» Exercise objective
Among the lines listed below, count those that include the string "this", and state only the count.

» Supplied information
# # # # # # #

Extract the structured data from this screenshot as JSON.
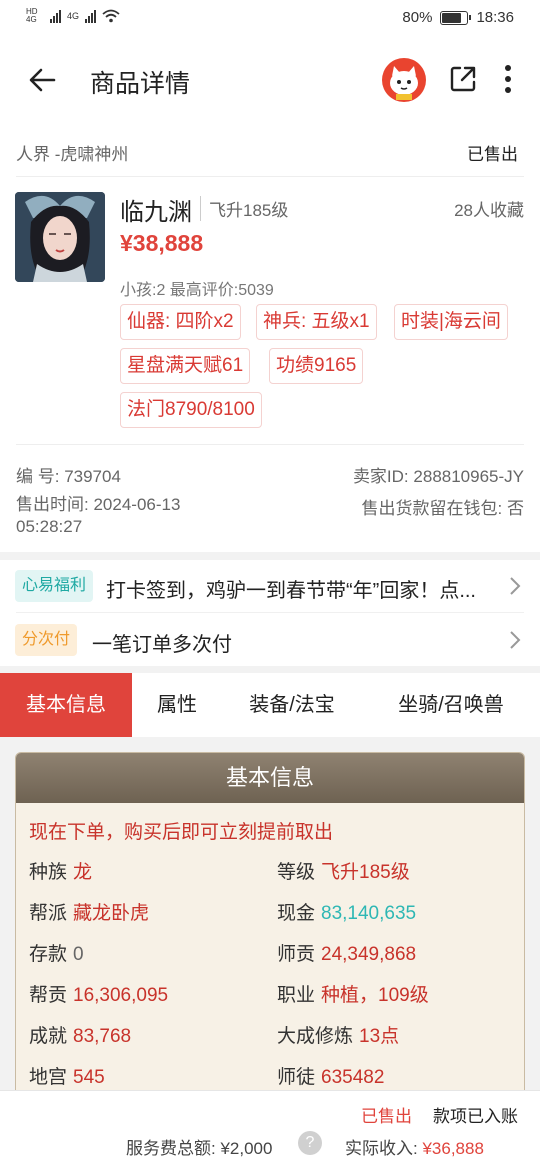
{
  "status_bar": {
    "net1": "HD 4G",
    "net2": "4G",
    "battery": "80%",
    "battery_level": 0.8,
    "time": "18:36"
  },
  "header": {
    "title": "商品详情"
  },
  "product": {
    "server": "人界 -虎啸神州",
    "status": "已售出",
    "name": "临九渊",
    "level": "飞升185级",
    "favorites": "28人收藏",
    "price": "¥38,888",
    "sub_info": "小孩:2 最高评价:5039",
    "tags": [
      "仙器: 四阶x2",
      "神兵: 五级x1",
      "时装|海云间",
      "星盘满天赋61",
      "功绩9165",
      "法门8790/8100"
    ],
    "serial_label": "编 号:",
    "serial": "739704",
    "seller_label": "卖家ID:",
    "seller_id": "288810965-JY",
    "sold_time_label": "售出时间:",
    "sold_date": "2024-06-13",
    "sold_clock": "05:28:27",
    "wallet_label": "售出货款留在钱包:",
    "wallet_value": "否"
  },
  "promos": [
    {
      "badge": "心易福利",
      "text": "打卡签到，鸡驴一到春节带“年”回家！点..."
    },
    {
      "badge": "分次付",
      "text": "一笔订单多次付"
    }
  ],
  "tabs": [
    "基本信息",
    "属性",
    "装备/法宝",
    "坐骑/召唤兽"
  ],
  "basic_info": {
    "title": "基本信息",
    "notice": "现在下单，购买后即可立刻提前取出",
    "left": [
      {
        "label": "种族",
        "value": "龙"
      },
      {
        "label": "帮派",
        "value": "藏龙卧虎"
      },
      {
        "label": "存款",
        "value": "0"
      },
      {
        "label": "帮贡",
        "value": "16,306,095"
      },
      {
        "label": "成就",
        "value": "83,768"
      },
      {
        "label": "地宫",
        "value": "545"
      }
    ],
    "right": [
      {
        "label": "等级",
        "value": "飞升185级"
      },
      {
        "label": "现金",
        "value": "83,140,635"
      },
      {
        "label": "师贡",
        "value": "24,349,868"
      },
      {
        "label": "职业",
        "value": "种植，109级"
      },
      {
        "label": "大成修炼",
        "value": "13点"
      },
      {
        "label": "师徒",
        "value": "635482"
      }
    ]
  },
  "footer": {
    "sold": "已售出",
    "status": "款项已入账",
    "fee_label": "服务费总额:",
    "fee": "¥2,000",
    "income_label": "实际收入:",
    "income": "¥36,888"
  }
}
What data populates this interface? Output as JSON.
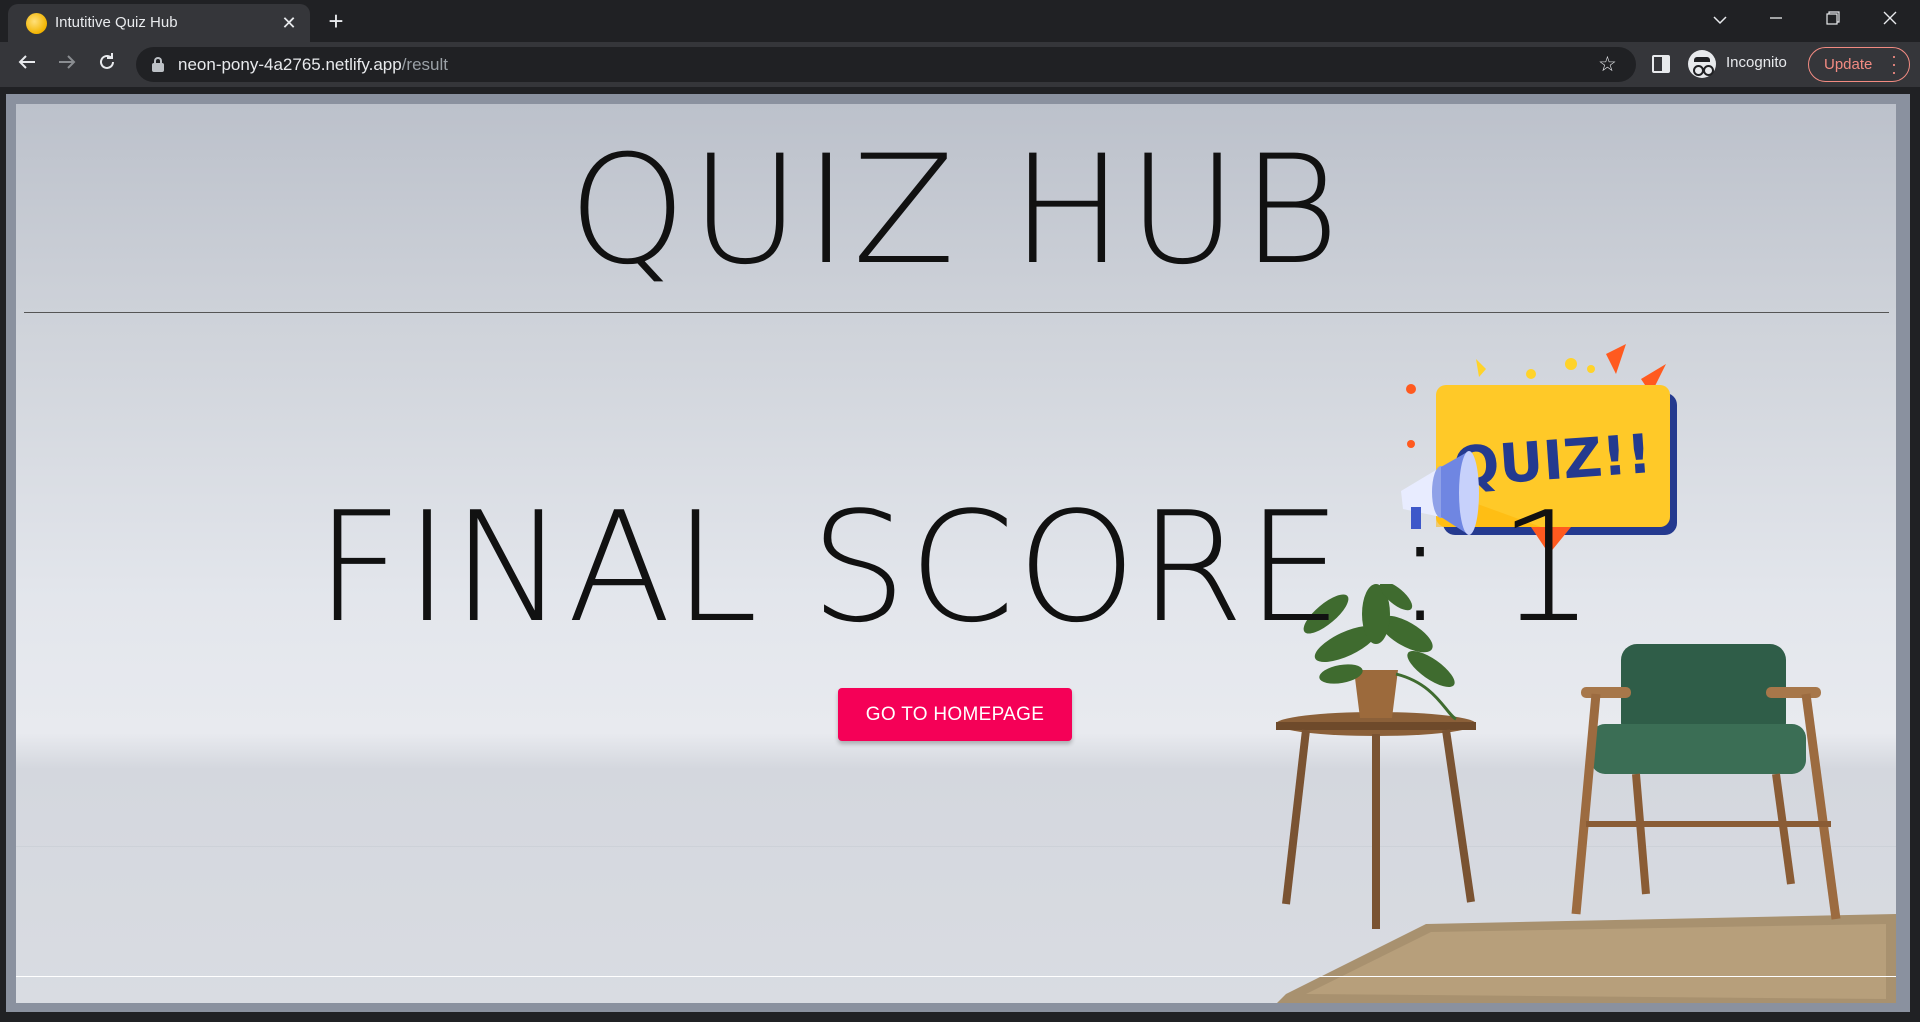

# # # # # # #

» Correct response
2